▶ Given entries
***
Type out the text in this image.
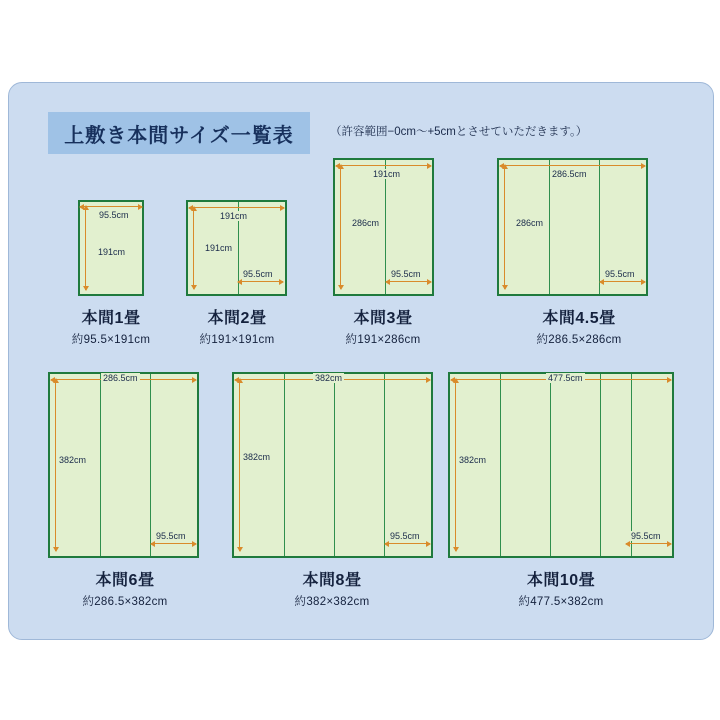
上敷き本間サイズ一覧表	（許容範囲−0cm〜+5cmとさせていただきます。）
95.5cm
191cm
本間1畳
約95.5×191cm
191cm
191cm
95.5cm
本間2畳
約191×191cm
191cm
286cm
95.5cm
本間3畳
約191×286cm
286.5cm
286cm
95.5cm
本間4.5畳
約286.5×286cm
286.5cm
382cm
95.5cm
本間6畳
約286.5×382cm
382cm
382cm
95.5cm
本間8畳
約382×382cm
477.5cm
382cm
95.5cm
本間10畳
約477.5×382cm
***
▶ Problem description
Reproduce every line of the material precisely, omitting its pictures.

▶ Response to the exercise
Type out the text in this image.
上敷き本間サイズ一覧表	（許容範囲−0cm〜+5cmとさせていただきます。）
95.5cm
191cm
本間1畳
約95.5×191cm
191cm
191cm
95.5cm
本間2畳
約191×191cm
191cm
286cm
95.5cm
本間3畳
約191×286cm
286.5cm
286cm
95.5cm
本間4.5畳
約286.5×286cm
286.5cm
382cm
95.5cm
本間6畳
約286.5×382cm
382cm
382cm
95.5cm
本間8畳
約382×382cm
477.5cm
382cm
95.5cm
本間10畳
約477.5×382cm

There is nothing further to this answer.